Request: Transcribe the data that follows precisely, omitting nothing.

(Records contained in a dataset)
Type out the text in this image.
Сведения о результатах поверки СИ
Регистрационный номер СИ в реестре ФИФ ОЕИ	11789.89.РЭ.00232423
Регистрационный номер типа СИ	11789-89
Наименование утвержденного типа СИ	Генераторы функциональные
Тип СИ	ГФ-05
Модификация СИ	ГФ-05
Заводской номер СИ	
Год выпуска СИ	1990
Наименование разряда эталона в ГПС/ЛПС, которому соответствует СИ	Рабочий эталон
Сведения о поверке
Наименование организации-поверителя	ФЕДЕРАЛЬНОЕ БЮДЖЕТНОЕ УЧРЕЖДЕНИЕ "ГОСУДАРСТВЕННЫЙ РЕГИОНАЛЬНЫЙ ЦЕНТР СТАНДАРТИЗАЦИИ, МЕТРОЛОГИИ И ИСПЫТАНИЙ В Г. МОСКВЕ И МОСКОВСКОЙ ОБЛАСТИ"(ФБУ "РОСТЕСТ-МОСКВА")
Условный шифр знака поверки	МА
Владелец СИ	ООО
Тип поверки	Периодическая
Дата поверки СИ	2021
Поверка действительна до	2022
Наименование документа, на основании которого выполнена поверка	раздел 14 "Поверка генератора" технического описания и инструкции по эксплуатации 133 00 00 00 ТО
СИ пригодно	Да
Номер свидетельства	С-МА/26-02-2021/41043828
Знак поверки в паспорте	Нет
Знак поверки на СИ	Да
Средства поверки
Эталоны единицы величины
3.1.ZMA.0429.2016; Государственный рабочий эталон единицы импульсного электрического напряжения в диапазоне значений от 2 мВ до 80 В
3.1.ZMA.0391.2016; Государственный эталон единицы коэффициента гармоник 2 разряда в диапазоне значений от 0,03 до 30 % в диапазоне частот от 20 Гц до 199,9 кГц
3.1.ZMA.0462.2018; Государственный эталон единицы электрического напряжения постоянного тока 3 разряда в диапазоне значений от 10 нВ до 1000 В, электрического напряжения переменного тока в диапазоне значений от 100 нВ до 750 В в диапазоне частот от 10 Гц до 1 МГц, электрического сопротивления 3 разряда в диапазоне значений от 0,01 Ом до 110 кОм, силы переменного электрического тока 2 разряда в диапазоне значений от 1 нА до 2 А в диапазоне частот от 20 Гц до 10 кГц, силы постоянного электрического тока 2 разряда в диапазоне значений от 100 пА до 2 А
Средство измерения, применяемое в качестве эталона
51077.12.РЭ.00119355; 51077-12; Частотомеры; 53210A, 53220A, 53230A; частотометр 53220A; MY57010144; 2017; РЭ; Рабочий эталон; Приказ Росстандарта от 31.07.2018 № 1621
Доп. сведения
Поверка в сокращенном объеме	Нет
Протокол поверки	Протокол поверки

Solved problem:
Type out the text in this image.
Сведения о результатах поверки СИ
Регистрационный номер СИ в реестре ФИФ ОЕИ	11789.89.РЭ.00232423
Регистрационный номер типа СИ	11789-89
Наименование утвержденного типа СИ	Генераторы функциональные
Тип СИ	ГФ-05
Модификация СИ	ГФ-05
Заводской номер СИ	
Год выпуска СИ	1990
Наименование разряда эталона в ГПС/ЛПС, которому соответствует СИ	Рабочий эталон
Сведения о поверке
Наименование организации-поверителя	ФЕДЕРАЛЬНОЕ БЮДЖЕТНОЕ УЧРЕЖДЕНИЕ "ГОСУДАРСТВЕННЫЙ РЕГИОНАЛЬНЫЙ ЦЕНТР СТАНДАРТИЗАЦИИ, МЕТРОЛОГИИ И ИСПЫТАНИЙ В Г. МОСКВЕ И МОСКОВСКОЙ ОБЛАСТИ"(ФБУ "РОСТЕСТ-МОСКВА")
Условный шифр знака поверки	МА
Владелец СИ	ООО
Тип поверки	Периодическая
Дата поверки СИ	2021
Поверка действительна до	2022
Наименование документа, на основании которого выполнена поверка	раздел 14 "Поверка генератора" технического описания и инструкции по эксплуатации 133 00 00 00 ТО
СИ пригодно	Да
Номер свидетельства	С-МА/26-02-2021/41043828
Знак поверки в паспорте	Нет
Знак поверки на СИ	Да
Средства поверки
Эталоны единицы величины
3.1.ZMA.0429.2016; Государственный рабочий эталон единицы импульсного электрического напряжения в диапазоне значений от 2 мВ до 80 В
3.1.ZMA.0391.2016; Государственный эталон единицы коэффициента гармоник 2 разряда в диапазоне значений от 0,03 до 30 % в диапазоне частот от 20 Гц до 199,9 кГц
3.1.ZMA.0462.2018; Государственный эталон единицы электрического напряжения постоянного тока 3 разряда в диапазоне значений от 10 нВ до 1000 В, электрического напряжения переменного тока в диапазоне значений от 100 нВ до 750 В в диапазоне частот от 10 Гц до 1 МГц, электрического сопротивления 3 разряда в диапазоне значений от 0,01 Ом до 110 кОм, силы переменного электрического тока 2 разряда в диапазоне значений от 1 нА до 2 А в диапазоне частот от 20 Гц до 10 кГц, силы постоянного электрического тока 2 разряда в диапазоне значений от 100 пА до 2 А
Средство измерения, применяемое в качестве эталона
51077.12.РЭ.00119355; 51077-12; Частотомеры; 53210A, 53220A, 53230A; частотометр 53220A; MY57010144; 2017; РЭ; Рабочий эталон; Приказ Росстандарта от 31.07.2018 № 1621
Доп. сведения
Поверка в сокращенном объеме	Нет
Протокол поверки	Протокол поверки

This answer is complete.